Exercise goal
List all lines of the data that include the string "from".

Dataset rows
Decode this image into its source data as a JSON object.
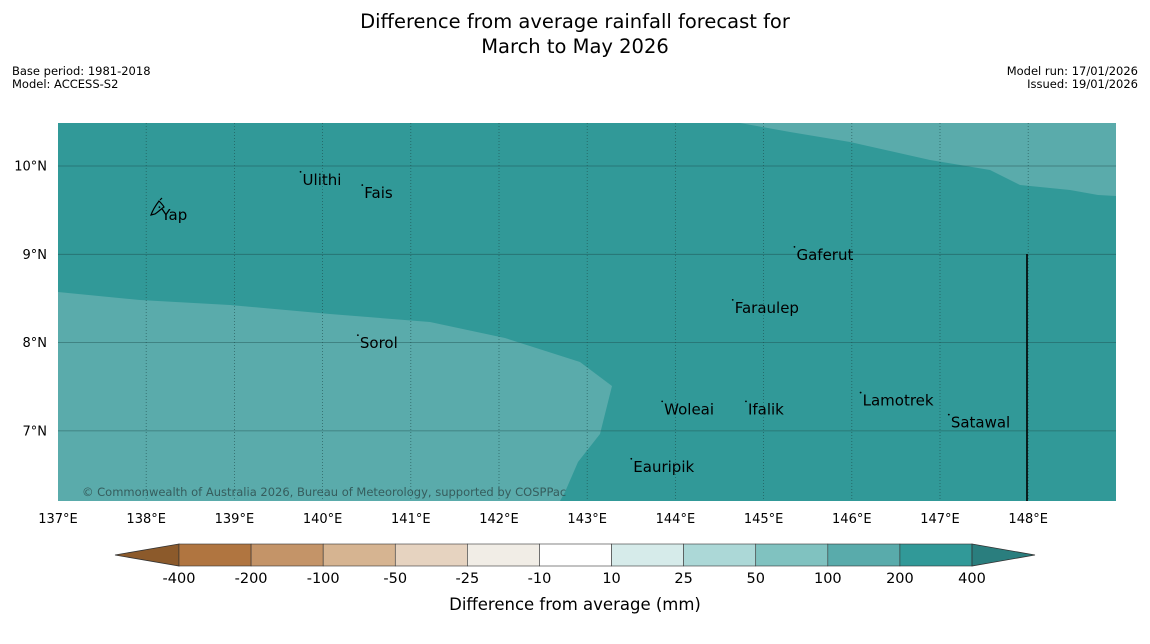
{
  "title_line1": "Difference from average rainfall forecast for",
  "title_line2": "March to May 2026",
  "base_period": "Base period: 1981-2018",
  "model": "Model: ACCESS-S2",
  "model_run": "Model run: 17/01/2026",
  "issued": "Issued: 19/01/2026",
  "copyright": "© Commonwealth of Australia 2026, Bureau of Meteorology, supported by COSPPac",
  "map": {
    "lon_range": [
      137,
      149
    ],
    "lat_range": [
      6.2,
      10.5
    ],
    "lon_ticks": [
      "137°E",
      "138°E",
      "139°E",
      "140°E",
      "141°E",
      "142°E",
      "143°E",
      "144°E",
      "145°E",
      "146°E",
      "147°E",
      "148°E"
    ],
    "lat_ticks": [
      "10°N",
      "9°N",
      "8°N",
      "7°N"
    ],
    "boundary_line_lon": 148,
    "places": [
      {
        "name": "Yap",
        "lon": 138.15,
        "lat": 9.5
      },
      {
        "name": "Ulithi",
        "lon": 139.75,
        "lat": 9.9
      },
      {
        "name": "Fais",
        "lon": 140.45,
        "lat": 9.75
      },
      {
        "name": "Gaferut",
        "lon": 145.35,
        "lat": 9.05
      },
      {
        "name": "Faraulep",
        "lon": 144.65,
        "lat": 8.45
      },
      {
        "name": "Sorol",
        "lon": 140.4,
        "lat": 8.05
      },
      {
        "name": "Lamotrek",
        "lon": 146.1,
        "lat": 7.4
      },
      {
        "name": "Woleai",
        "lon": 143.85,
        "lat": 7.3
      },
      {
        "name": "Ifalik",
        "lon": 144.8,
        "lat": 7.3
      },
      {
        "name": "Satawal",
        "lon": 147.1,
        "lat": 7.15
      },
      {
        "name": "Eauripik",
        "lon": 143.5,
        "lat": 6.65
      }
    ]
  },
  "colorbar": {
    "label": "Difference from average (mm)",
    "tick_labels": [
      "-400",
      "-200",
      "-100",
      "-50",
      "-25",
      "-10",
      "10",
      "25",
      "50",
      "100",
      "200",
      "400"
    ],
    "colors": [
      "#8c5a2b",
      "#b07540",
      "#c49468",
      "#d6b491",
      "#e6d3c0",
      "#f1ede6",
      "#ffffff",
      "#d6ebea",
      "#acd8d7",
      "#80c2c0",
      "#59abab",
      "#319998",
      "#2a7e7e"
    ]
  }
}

Solved problem
  "title_line1": "Difference from average rainfall forecast for",
    "label": "Difference from average (mm)",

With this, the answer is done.